§ **Challenge**: Scan the material below for the string "दरनगर", and copy every line where it shows up.

§ **Listed records**:
------------------------------------------------------------------------

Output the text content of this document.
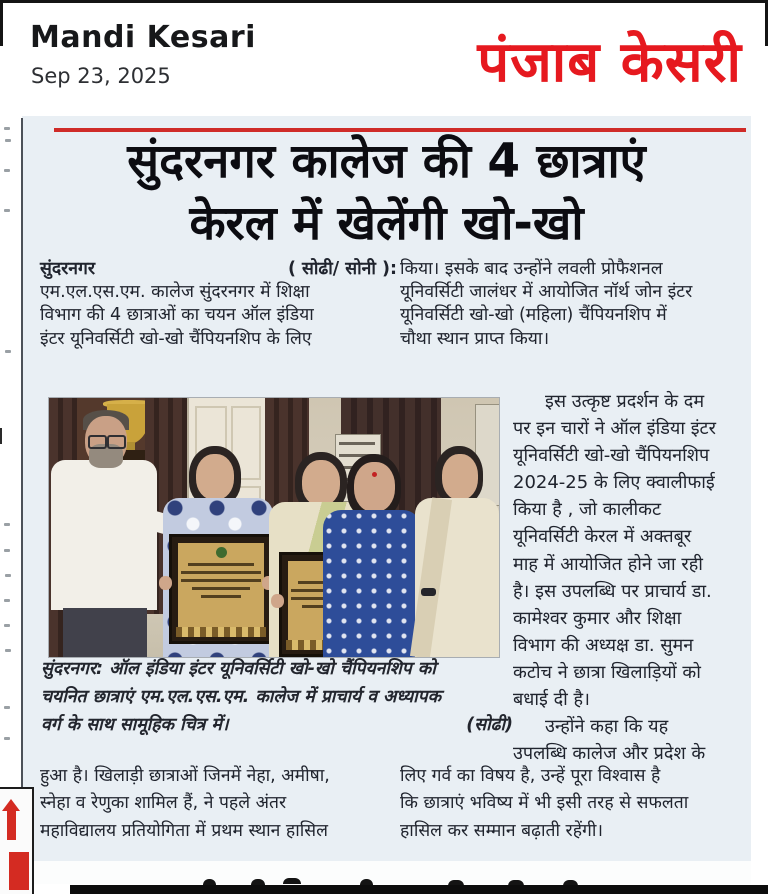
Mandi Kesari
Sep 23, 2025	पंजाब केसरी
सुंदरनगर कालेज की 4 छात्राएं
केरल में खेलेंगी खो-खो
सुंदरनगर	( सोढी/ सोनी ):
एम.एल.एस.एम. कालेज सुंदरनगर में शिक्षा
विभाग की 4 छात्राओं का चयन ऑल इंडिया
इंटर यूनिवर्सिटी खो-खो चैंपियनशिप के लिए
किया। इसके बाद उन्होंने लवली प्रोफैशनल
यूनिवर्सिटी जालंधर में आयोजित नॉर्थ जोन इंटर
यूनिवर्सिटी खो-खो (महिला) चैंपियनशिप में
चौथा स्थान प्राप्त किया।
इस उत्कृष्ट प्रदर्शन के दम
पर इन चारों ने ऑल इंडिया इंटर
यूनिवर्सिटी खो-खो चैंपियनशिप
2024-25 के लिए क्वालीफाई
किया है , जो कालीकट
यूनिवर्सिटी केरल में अक्तबूर
माह में आयोजित होने जा रही
है। इस उपलब्धि पर प्राचार्य डा.
कामेश्वर कुमार और शिक्षा
विभाग की अध्यक्ष डा. सुमन
कटोच ने छात्रा खिलाड़ियों को
बधाई दी है।
उन्होंने कहा कि यह
उपलब्धि कालेज और प्रदेश के
सुंदरनगर: ऑल इंडिया इंटर यूनिवर्सिटी खो-खो चैंपियनशिप को
चयनित छात्राएं एम.एल.एस.एम. कालेज में प्राचार्य व अध्यापक
वर्ग के साथ सामूहिक चित्र में।	(सोढी)
हुआ है। खिलाड़ी छात्राओं जिनमें नेहा, अमीषा,
स्नेहा व रेणुका शामिल हैं, ने पहले अंतर
महाविद्यालय प्रतियोगिता में प्रथम स्थान हासिल
लिए गर्व का विषय है, उन्हें पूरा विश्वास है
कि छात्राएं भविष्य में भी इसी तरह से सफलता
हासिल कर सम्मान बढ़ाती रहेंगी।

------------------------------------------------------------------------

§ **Exercise response**:
सुंदरनगर कालेज की 4 छात्राएं
सुंदरनगर	( सोढी/ सोनी ):
एम.एल.एस.एम. कालेज सुंदरनगर में शिक्षा
सुंदरनगर: ऑल इंडिया इंटर यूनिवर्सिटी खो-खो चैंपियनशिप को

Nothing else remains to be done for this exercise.